Work instructions
Each line below should be reproduced without any alteration.

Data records
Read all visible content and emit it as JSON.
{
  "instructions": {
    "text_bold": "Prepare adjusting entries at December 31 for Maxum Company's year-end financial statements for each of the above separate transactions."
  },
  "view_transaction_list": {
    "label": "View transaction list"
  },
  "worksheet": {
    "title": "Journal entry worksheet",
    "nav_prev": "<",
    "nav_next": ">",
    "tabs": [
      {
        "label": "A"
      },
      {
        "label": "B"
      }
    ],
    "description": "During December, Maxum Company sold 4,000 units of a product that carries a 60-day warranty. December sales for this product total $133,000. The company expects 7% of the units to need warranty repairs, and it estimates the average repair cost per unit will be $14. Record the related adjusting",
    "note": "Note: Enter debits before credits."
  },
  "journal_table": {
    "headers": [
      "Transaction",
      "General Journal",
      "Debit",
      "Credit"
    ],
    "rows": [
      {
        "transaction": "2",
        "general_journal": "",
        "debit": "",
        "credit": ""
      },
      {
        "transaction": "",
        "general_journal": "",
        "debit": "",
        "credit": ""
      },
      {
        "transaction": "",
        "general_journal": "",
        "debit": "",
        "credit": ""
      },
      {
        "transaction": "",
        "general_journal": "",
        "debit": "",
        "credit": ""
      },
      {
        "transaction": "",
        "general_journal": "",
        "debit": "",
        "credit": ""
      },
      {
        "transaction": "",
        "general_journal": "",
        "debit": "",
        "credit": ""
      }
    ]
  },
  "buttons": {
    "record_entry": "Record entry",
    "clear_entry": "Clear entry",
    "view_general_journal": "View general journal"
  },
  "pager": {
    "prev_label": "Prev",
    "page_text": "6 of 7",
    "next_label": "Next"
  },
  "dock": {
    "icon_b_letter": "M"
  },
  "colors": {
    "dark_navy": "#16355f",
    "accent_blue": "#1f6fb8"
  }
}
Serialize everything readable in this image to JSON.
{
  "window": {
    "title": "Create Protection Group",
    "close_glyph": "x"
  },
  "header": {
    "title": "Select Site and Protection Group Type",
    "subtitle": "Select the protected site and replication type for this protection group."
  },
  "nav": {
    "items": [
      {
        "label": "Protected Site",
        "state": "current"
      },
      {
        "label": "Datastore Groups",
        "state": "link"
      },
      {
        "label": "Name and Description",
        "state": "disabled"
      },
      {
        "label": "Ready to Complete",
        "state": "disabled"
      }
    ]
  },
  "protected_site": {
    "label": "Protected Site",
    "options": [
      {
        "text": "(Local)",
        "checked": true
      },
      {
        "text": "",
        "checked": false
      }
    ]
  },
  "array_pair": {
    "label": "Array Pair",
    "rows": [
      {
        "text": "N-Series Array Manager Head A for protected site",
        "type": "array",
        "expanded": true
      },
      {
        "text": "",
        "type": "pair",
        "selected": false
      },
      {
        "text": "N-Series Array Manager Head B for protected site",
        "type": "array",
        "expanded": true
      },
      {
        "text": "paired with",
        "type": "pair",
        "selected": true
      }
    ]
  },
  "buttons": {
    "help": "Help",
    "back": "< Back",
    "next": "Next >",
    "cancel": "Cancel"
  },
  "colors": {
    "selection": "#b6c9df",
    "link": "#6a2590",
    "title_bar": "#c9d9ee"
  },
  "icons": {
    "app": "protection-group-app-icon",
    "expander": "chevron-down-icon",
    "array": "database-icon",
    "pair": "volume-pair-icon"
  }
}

Solution for this exercise
Read all visible content and emit it as JSON.
{
  "instructions": {
    "text_bold": "Prepare adjusting entries at December 31 for Maxum Company's year-end financial statements for each of the above separate transactions."
  },
  "view_transaction_list": {
    "label": "View transaction list"
  },
  "worksheet": {
    "title": "Journal entry worksheet",
    "nav_prev": "<",
    "nav_next": ">",
    "tabs": [
      {
        "label": "A"
      },
      {
        "label": "B"
      }
    ],
    "description": "During December, Maxum Company sold 4,000 units of a product that carries a 60-day warranty. December sales for this product total $133,000. The company expects 7% of the units to need warranty repairs, and it estimates the average repair cost per unit will be $14. Record the related adjusting",
    "note": "Note: Enter debits before credits."
  },
  "journal_table": {
    "headers": [
      "Transaction",
      "General Journal",
      "Debit",
      "Credit"
    ],
    "rows": [
      {
        "transaction": "2",
        "general_journal": "",
        "debit": "",
        "credit": ""
      },
      {
        "transaction": "",
        "general_journal": "",
        "debit": "",
        "credit": ""
      },
      {
        "transaction": "",
        "general_journal": "",
        "debit": "",
        "credit": ""
      },
      {
        "transaction": "",
        "general_journal": "",
        "debit": "",
        "credit": ""
      },
      {
        "transaction": "",
        "general_journal": "",
        "debit": "",
        "credit": ""
      },
      {
        "transaction": "",
        "general_journal": "",
        "debit": "",
        "credit": ""
      }
    ]
  },
  "buttons": {
    "record_entry": "Record entry",
    "clear_entry": "Clear entry",
    "view_general_journal": "View general journal"
  },
  "pager": {
    "prev_label": "Prev",
    "page_text": "6 of 7",
    "next_label": "Next"
  },
  "dock": {
    "icon_b_letter": "M"
  },
  "colors": {
    "dark_navy": "#16355f",
    "accent_blue": "#1f6fb8"
  }
}
Serialize everything readable in this image to JSON.
{
  "window": {
    "title": "Create Protection Group",
    "close_glyph": "x"
  },
  "header": {
    "title": "Select Site and Protection Group Type",
    "subtitle": "Select the protected site and replication type for this protection group."
  },
  "nav": {
    "items": [
      {
        "label": "Protected Site",
        "state": "current"
      },
      {
        "label": "Datastore Groups",
        "state": "link"
      },
      {
        "label": "Name and Description",
        "state": "disabled"
      },
      {
        "label": "Ready to Complete",
        "state": "disabled"
      }
    ]
  },
  "protected_site": {
    "label": "Protected Site",
    "options": [
      {
        "text": "(Local)",
        "checked": true
      },
      {
        "text": "",
        "checked": false
      }
    ]
  },
  "array_pair": {
    "label": "Array Pair",
    "rows": [
      {
        "text": "N-Series Array Manager Head A for protected site",
        "type": "array",
        "expanded": true
      },
      {
        "text": "",
        "type": "pair",
        "selected": false
      },
      {
        "text": "N-Series Array Manager Head B for protected site",
        "type": "array",
        "expanded": true
      },
      {
        "text": "paired with",
        "type": "pair",
        "selected": true
      }
    ]
  },
  "buttons": {
    "help": "Help",
    "back": "< Back",
    "next": "Next >",
    "cancel": "Cancel"
  },
  "colors": {
    "selection": "#b6c9df",
    "link": "#6a2590",
    "title_bar": "#c9d9ee"
  },
  "icons": {
    "app": "protection-group-app-icon",
    "expander": "chevron-down-icon",
    "array": "database-icon",
    "pair": "volume-pair-icon"
  }
}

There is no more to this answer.